## Instructions for the task
Quote all of the data that follows exactly as written, skipping the images.

[Data excerpts]
|---|
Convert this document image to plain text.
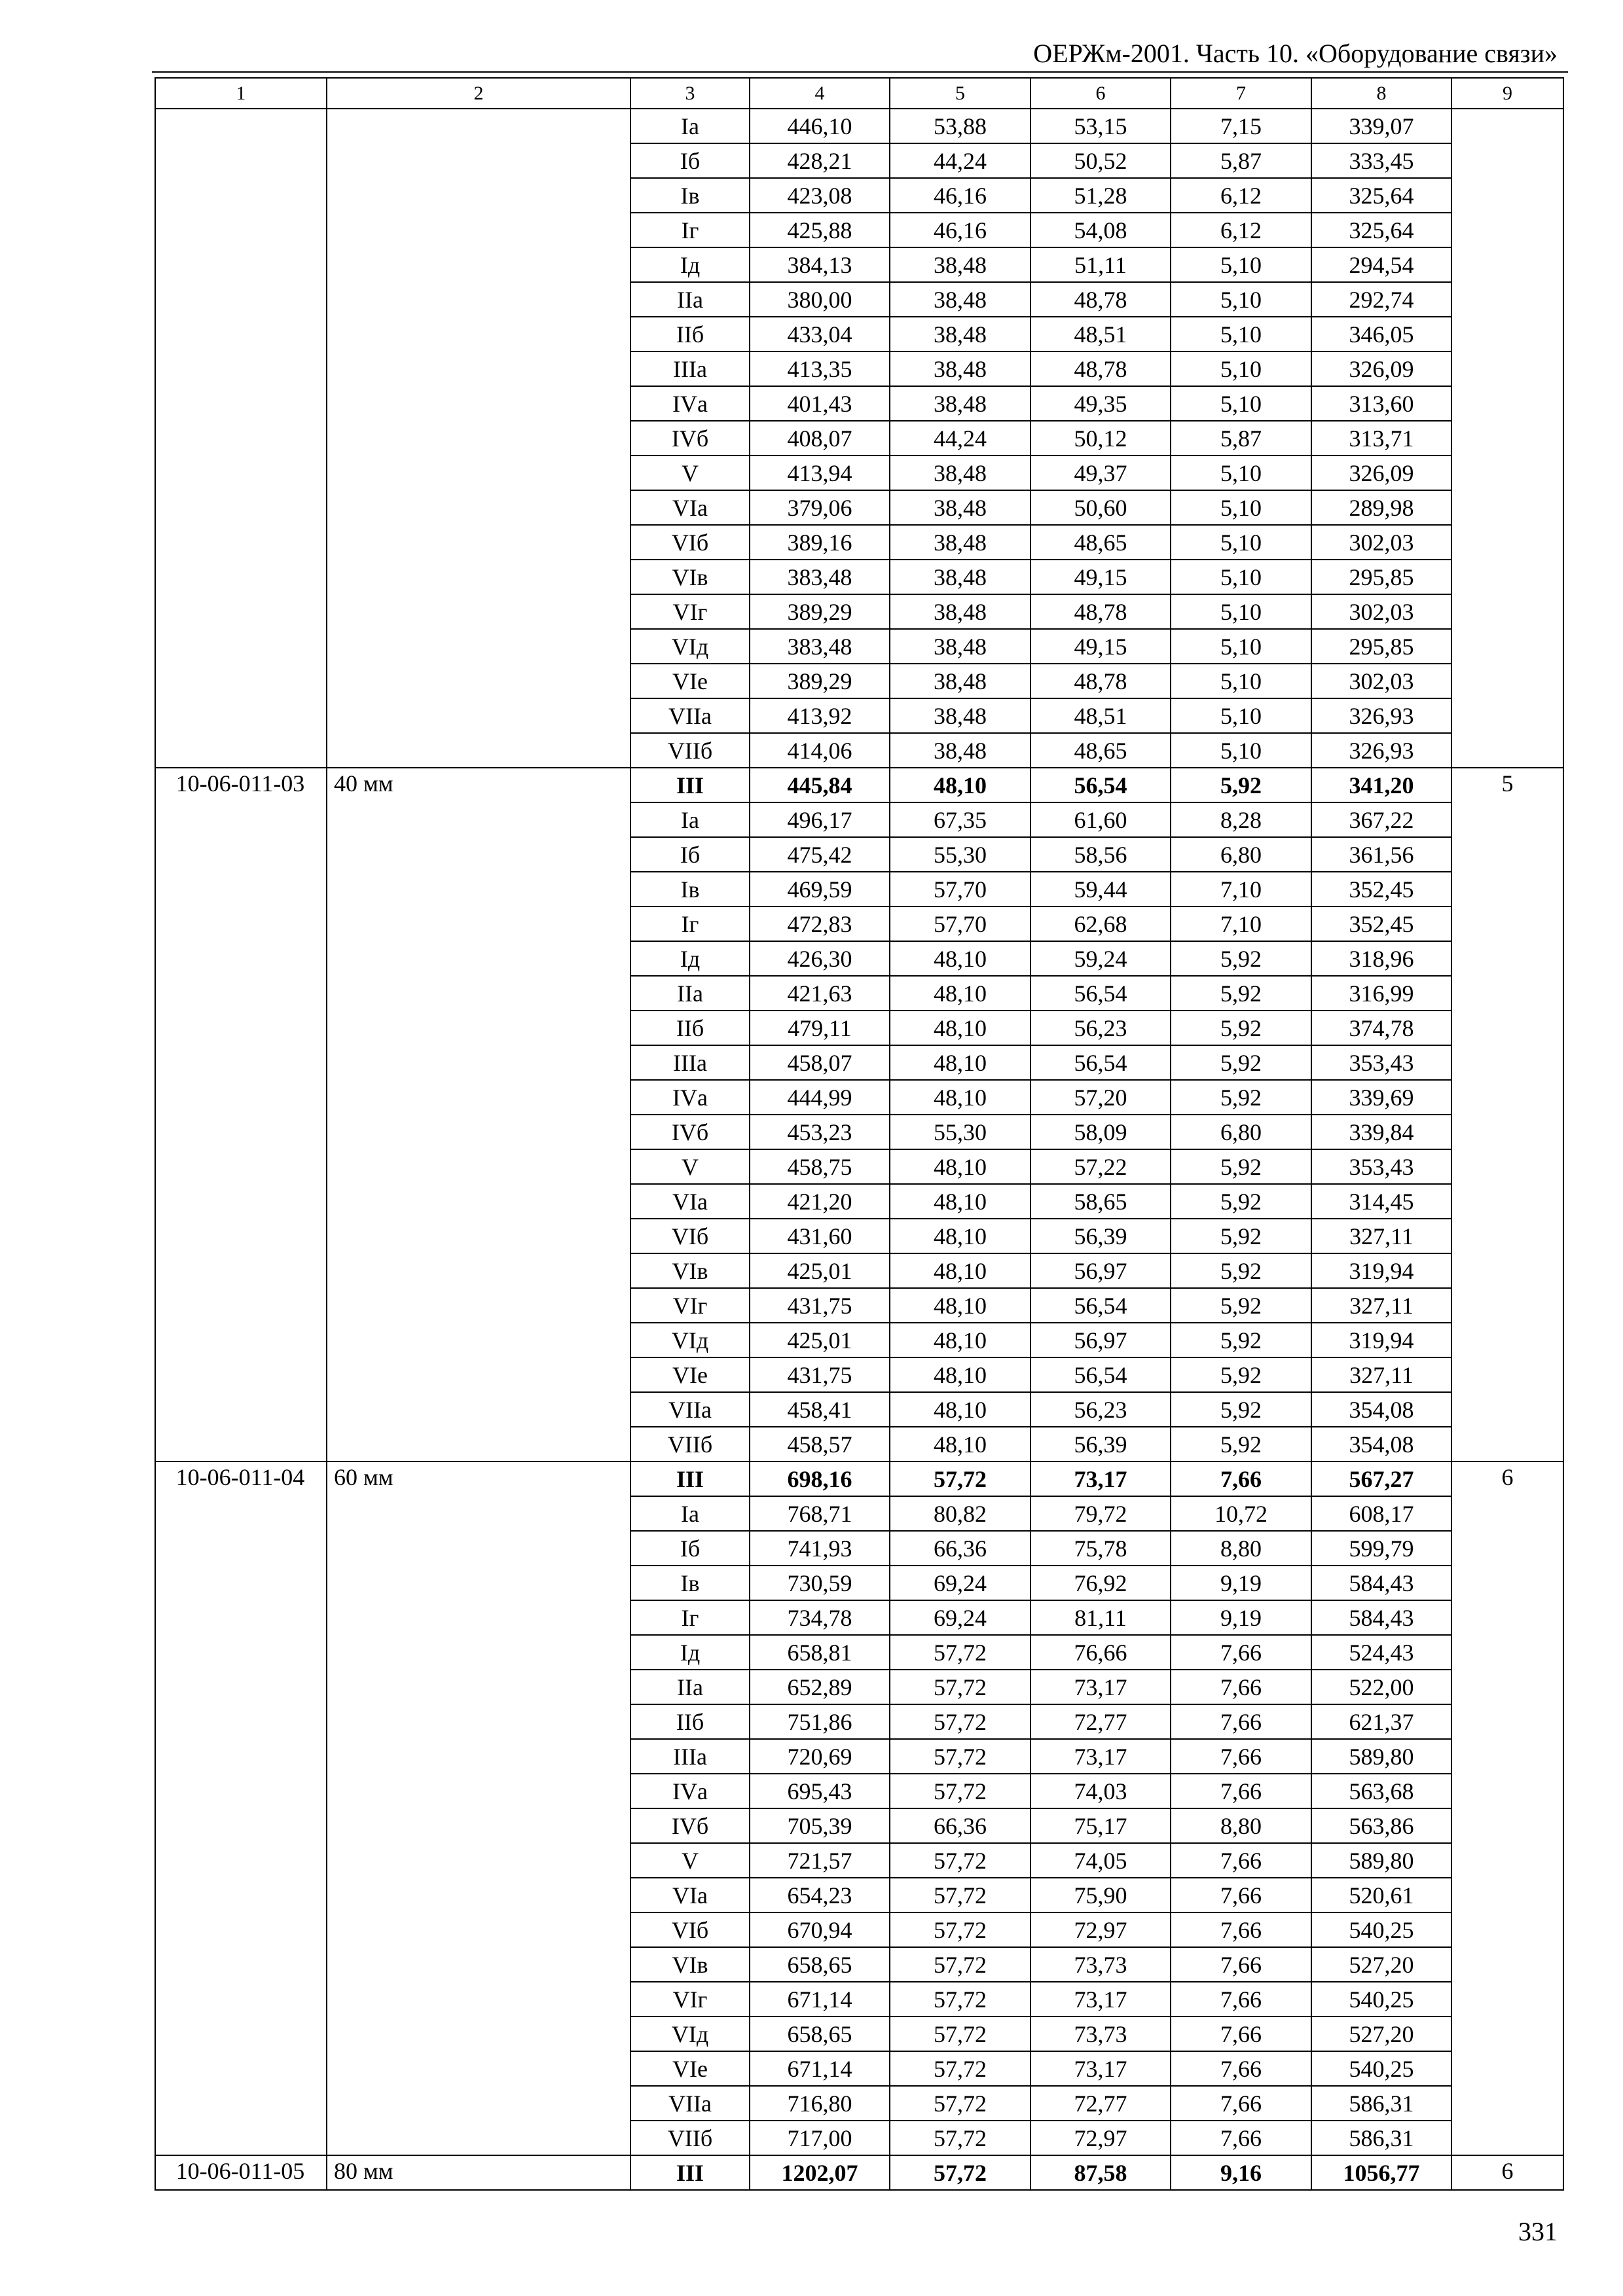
ОЕРЖм-2001. Часть 10. «Оборудование связи»
1	2	3	4	5	6	7	8	9
		Iа	446,10	53,88	53,15	7,15	339,07	
		Iб	428,21	44,24	50,52	5,87	333,45	
		Iв	423,08	46,16	51,28	6,12	325,64	
		Iг	425,88	46,16	54,08	6,12	325,64	
		Iд	384,13	38,48	51,11	5,10	294,54	
		IIа	380,00	38,48	48,78	5,10	292,74	
		IIб	433,04	38,48	48,51	5,10	346,05	
		IIIа	413,35	38,48	48,78	5,10	326,09	
		IVа	401,43	38,48	49,35	5,10	313,60	
		IVб	408,07	44,24	50,12	5,87	313,71	
		V	413,94	38,48	49,37	5,10	326,09	
		VIа	379,06	38,48	50,60	5,10	289,98	
		VIб	389,16	38,48	48,65	5,10	302,03	
		VIв	383,48	38,48	49,15	5,10	295,85	
		VIг	389,29	38,48	48,78	5,10	302,03	
		VIд	383,48	38,48	49,15	5,10	295,85	
		VIе	389,29	38,48	48,78	5,10	302,03	
		VIIа	413,92	38,48	48,51	5,10	326,93	
		VIIб	414,06	38,48	48,65	5,10	326,93	
10-06-011-03	40 мм	III	445,84	48,10	56,54	5,92	341,20	5
		Iа	496,17	67,35	61,60	8,28	367,22	
		Iб	475,42	55,30	58,56	6,80	361,56	
		Iв	469,59	57,70	59,44	7,10	352,45	
		Iг	472,83	57,70	62,68	7,10	352,45	
		Iд	426,30	48,10	59,24	5,92	318,96	
		IIа	421,63	48,10	56,54	5,92	316,99	
		IIб	479,11	48,10	56,23	5,92	374,78	
		IIIа	458,07	48,10	56,54	5,92	353,43	
		IVа	444,99	48,10	57,20	5,92	339,69	
		IVб	453,23	55,30	58,09	6,80	339,84	
		V	458,75	48,10	57,22	5,92	353,43	
		VIа	421,20	48,10	58,65	5,92	314,45	
		VIб	431,60	48,10	56,39	5,92	327,11	
		VIв	425,01	48,10	56,97	5,92	319,94	
		VIг	431,75	48,10	56,54	5,92	327,11	
		VIд	425,01	48,10	56,97	5,92	319,94	
		VIе	431,75	48,10	56,54	5,92	327,11	
		VIIа	458,41	48,10	56,23	5,92	354,08	
		VIIб	458,57	48,10	56,39	5,92	354,08	
10-06-011-04	60 мм	III	698,16	57,72	73,17	7,66	567,27	6
		Iа	768,71	80,82	79,72	10,72	608,17	
		Iб	741,93	66,36	75,78	8,80	599,79	
		Iв	730,59	69,24	76,92	9,19	584,43	
		Iг	734,78	69,24	81,11	9,19	584,43	
		Iд	658,81	57,72	76,66	7,66	524,43	
		IIа	652,89	57,72	73,17	7,66	522,00	
		IIб	751,86	57,72	72,77	7,66	621,37	
		IIIа	720,69	57,72	73,17	7,66	589,80	
		IVа	695,43	57,72	74,03	7,66	563,68	
		IVб	705,39	66,36	75,17	8,80	563,86	
		V	721,57	57,72	74,05	7,66	589,80	
		VIа	654,23	57,72	75,90	7,66	520,61	
		VIб	670,94	57,72	72,97	7,66	540,25	
		VIв	658,65	57,72	73,73	7,66	527,20	
		VIг	671,14	57,72	73,17	7,66	540,25	
		VIд	658,65	57,72	73,73	7,66	527,20	
		VIе	671,14	57,72	73,17	7,66	540,25	
		VIIа	716,80	57,72	72,77	7,66	586,31	
		VIIб	717,00	57,72	72,97	7,66	586,31	
10-06-011-05	80 мм	III	1202,07	57,72	87,58	9,16	1056,77	6
331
|---|
## Task result
Convert this document image to plain text.
ОЕРЖм-2001. Часть 10. «Оборудование связи»
1	2	3	4	5	6	7	8	9
		Iа	446,10	53,88	53,15	7,15	339,07	
		Iб	428,21	44,24	50,52	5,87	333,45	
		Iв	423,08	46,16	51,28	6,12	325,64	
		Iг	425,88	46,16	54,08	6,12	325,64	
		Iд	384,13	38,48	51,11	5,10	294,54	
		IIа	380,00	38,48	48,78	5,10	292,74	
		IIб	433,04	38,48	48,51	5,10	346,05	
		IIIа	413,35	38,48	48,78	5,10	326,09	
		IVа	401,43	38,48	49,35	5,10	313,60	
		IVб	408,07	44,24	50,12	5,87	313,71	
		V	413,94	38,48	49,37	5,10	326,09	
		VIа	379,06	38,48	50,60	5,10	289,98	
		VIб	389,16	38,48	48,65	5,10	302,03	
		VIв	383,48	38,48	49,15	5,10	295,85	
		VIг	389,29	38,48	48,78	5,10	302,03	
		VIд	383,48	38,48	49,15	5,10	295,85	
		VIе	389,29	38,48	48,78	5,10	302,03	
		VIIа	413,92	38,48	48,51	5,10	326,93	
		VIIб	414,06	38,48	48,65	5,10	326,93	
10-06-011-03	40 мм	III	445,84	48,10	56,54	5,92	341,20	5
		Iа	496,17	67,35	61,60	8,28	367,22	
		Iб	475,42	55,30	58,56	6,80	361,56	
		Iв	469,59	57,70	59,44	7,10	352,45	
		Iг	472,83	57,70	62,68	7,10	352,45	
		Iд	426,30	48,10	59,24	5,92	318,96	
		IIа	421,63	48,10	56,54	5,92	316,99	
		IIб	479,11	48,10	56,23	5,92	374,78	
		IIIа	458,07	48,10	56,54	5,92	353,43	
		IVа	444,99	48,10	57,20	5,92	339,69	
		IVб	453,23	55,30	58,09	6,80	339,84	
		V	458,75	48,10	57,22	5,92	353,43	
		VIа	421,20	48,10	58,65	5,92	314,45	
		VIб	431,60	48,10	56,39	5,92	327,11	
		VIв	425,01	48,10	56,97	5,92	319,94	
		VIг	431,75	48,10	56,54	5,92	327,11	
		VIд	425,01	48,10	56,97	5,92	319,94	
		VIе	431,75	48,10	56,54	5,92	327,11	
		VIIа	458,41	48,10	56,23	5,92	354,08	
		VIIб	458,57	48,10	56,39	5,92	354,08	
10-06-011-04	60 мм	III	698,16	57,72	73,17	7,66	567,27	6
		Iа	768,71	80,82	79,72	10,72	608,17	
		Iб	741,93	66,36	75,78	8,80	599,79	
		Iв	730,59	69,24	76,92	9,19	584,43	
		Iг	734,78	69,24	81,11	9,19	584,43	
		Iд	658,81	57,72	76,66	7,66	524,43	
		IIа	652,89	57,72	73,17	7,66	522,00	
		IIб	751,86	57,72	72,77	7,66	621,37	
		IIIа	720,69	57,72	73,17	7,66	589,80	
		IVа	695,43	57,72	74,03	7,66	563,68	
		IVб	705,39	66,36	75,17	8,80	563,86	
		V	721,57	57,72	74,05	7,66	589,80	
		VIа	654,23	57,72	75,90	7,66	520,61	
		VIб	670,94	57,72	72,97	7,66	540,25	
		VIв	658,65	57,72	73,73	7,66	527,20	
		VIг	671,14	57,72	73,17	7,66	540,25	
		VIд	658,65	57,72	73,73	7,66	527,20	
		VIе	671,14	57,72	73,17	7,66	540,25	
		VIIа	716,80	57,72	72,77	7,66	586,31	
		VIIб	717,00	57,72	72,97	7,66	586,31	
10-06-011-05	80 мм	III	1202,07	57,72	87,58	9,16	1056,77	6
331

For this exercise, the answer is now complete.